## To be done
Write out the material again exactly, please, and omit the pictures.

(Figure content listings)
======

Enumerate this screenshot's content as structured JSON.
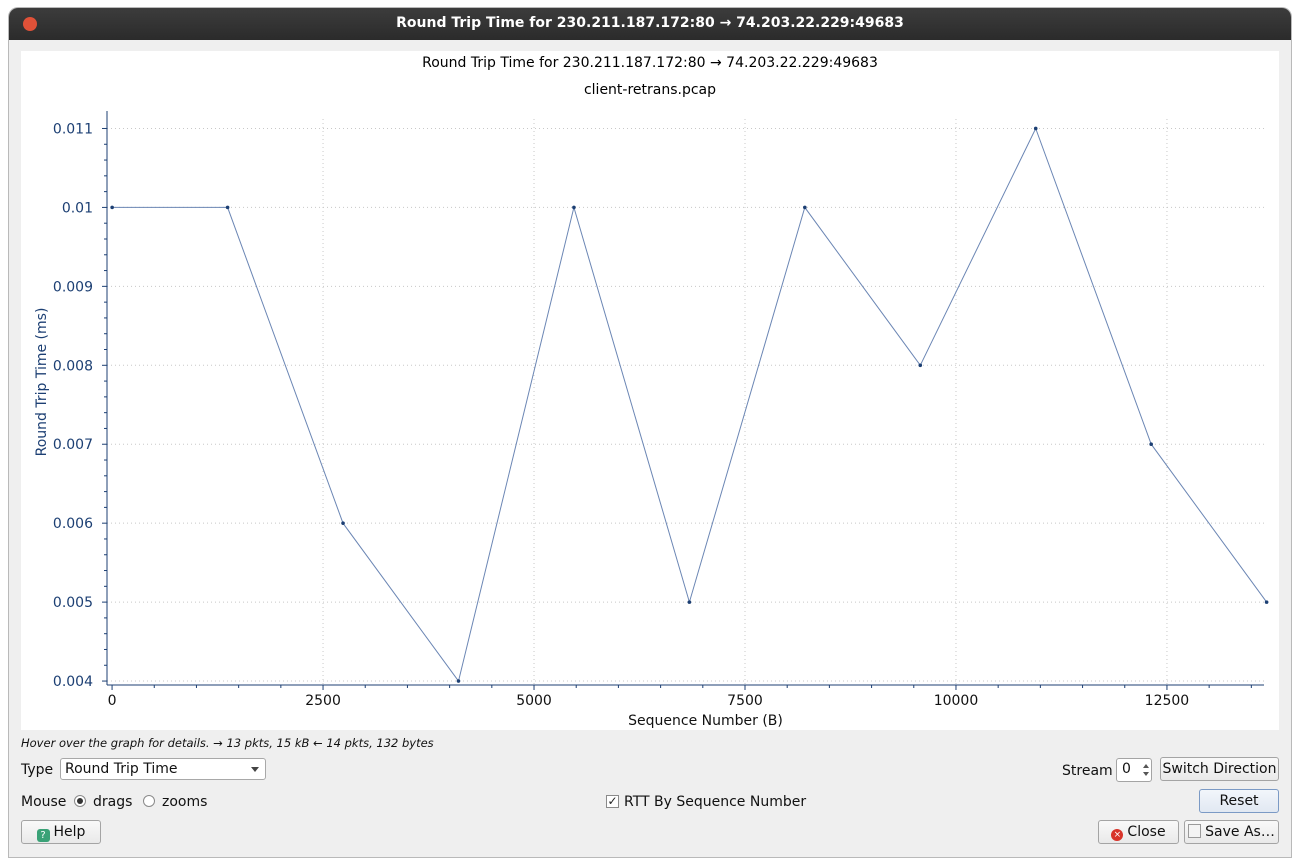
{
  "window": {
    "title": "Round Trip Time for 230.211.187.172:80 → 74.203.22.229:49683"
  },
  "plot": {
    "title": "Round Trip Time for 230.211.187.172:80 → 74.203.22.229:49683",
    "subtitle": "client-retrans.pcap"
  },
  "chart_data": {
    "type": "line",
    "xlabel": "Sequence Number (B)",
    "ylabel": "Round Trip Time (ms)",
    "xlim": [
      -60,
      13650
    ],
    "ylim": [
      0.00395,
      0.01112
    ],
    "x_ticks": [
      0,
      2500,
      5000,
      7500,
      10000,
      12500
    ],
    "x_tick_labels": [
      "0",
      "2500",
      "5000",
      "7500",
      "10000",
      "12500"
    ],
    "y_ticks": [
      0.004,
      0.005,
      0.006,
      0.007,
      0.008,
      0.009,
      0.01,
      0.011
    ],
    "y_tick_labels": [
      "0.004",
      "0.005",
      "0.006",
      "0.007",
      "0.008",
      "0.009",
      "0.01",
      "0.011"
    ],
    "grid": true,
    "series": [
      {
        "color": "#6b86b4",
        "x": [
          1,
          1369,
          2737,
          4105,
          5473,
          6841,
          8209,
          9577,
          10945,
          12313,
          13681
        ],
        "y": [
          0.01,
          0.01,
          0.006,
          0.004,
          0.01,
          0.005,
          0.01,
          0.008,
          0.011,
          0.007,
          0.005
        ]
      }
    ]
  },
  "hint": "Hover over the graph for details. → 13 pkts, 15 kB ← 14 pkts, 132 bytes",
  "controls": {
    "type_label": "Type",
    "type_value": "Round Trip Time",
    "stream_label": "Stream",
    "stream_value": "0",
    "switch_direction": "Switch Direction",
    "mouse_label": "Mouse",
    "drags_label": "drags",
    "zooms_label": "zooms",
    "rtt_by_seq_label": "RTT By Sequence Number",
    "reset": "Reset",
    "help": "Help",
    "close": "Close",
    "save_as": "Save As…"
  },
  "colors": {
    "axis": "#1c3f73",
    "line": "#6b86b4",
    "grid": "#c8c8c8"
  }
}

======

## Solution to this task
Enumerate this screenshot's content as structured JSON.
{
  "window": {
    "title": "Round Trip Time for 230.211.187.172:80 → 74.203.22.229:49683"
  },
  "plot": {
    "title": "Round Trip Time for 230.211.187.172:80 → 74.203.22.229:49683",
    "subtitle": "client-retrans.pcap"
  },
  "chart_data": {
    "type": "line",
    "xlabel": "Sequence Number (B)",
    "ylabel": "Round Trip Time (ms)",
    "xlim": [
      -60,
      13650
    ],
    "ylim": [
      0.00395,
      0.01112
    ],
    "x_ticks": [
      0,
      2500,
      5000,
      7500,
      10000,
      12500
    ],
    "x_tick_labels": [
      "0",
      "2500",
      "5000",
      "7500",
      "10000",
      "12500"
    ],
    "y_ticks": [
      0.004,
      0.005,
      0.006,
      0.007,
      0.008,
      0.009,
      0.01,
      0.011
    ],
    "y_tick_labels": [
      "0.004",
      "0.005",
      "0.006",
      "0.007",
      "0.008",
      "0.009",
      "0.01",
      "0.011"
    ],
    "grid": true,
    "series": [
      {
        "color": "#6b86b4",
        "x": [
          1,
          1369,
          2737,
          4105,
          5473,
          6841,
          8209,
          9577,
          10945,
          12313,
          13681
        ],
        "y": [
          0.01,
          0.01,
          0.006,
          0.004,
          0.01,
          0.005,
          0.01,
          0.008,
          0.011,
          0.007,
          0.005
        ]
      }
    ]
  },
  "hint": "Hover over the graph for details. → 13 pkts, 15 kB ← 14 pkts, 132 bytes",
  "controls": {
    "type_label": "Type",
    "type_value": "Round Trip Time",
    "stream_label": "Stream",
    "stream_value": "0",
    "switch_direction": "Switch Direction",
    "mouse_label": "Mouse",
    "drags_label": "drags",
    "zooms_label": "zooms",
    "rtt_by_seq_label": "RTT By Sequence Number",
    "reset": "Reset",
    "help": "Help",
    "close": "Close",
    "save_as": "Save As…"
  },
  "colors": {
    "axis": "#1c3f73",
    "line": "#6b86b4",
    "grid": "#c8c8c8"
  }
}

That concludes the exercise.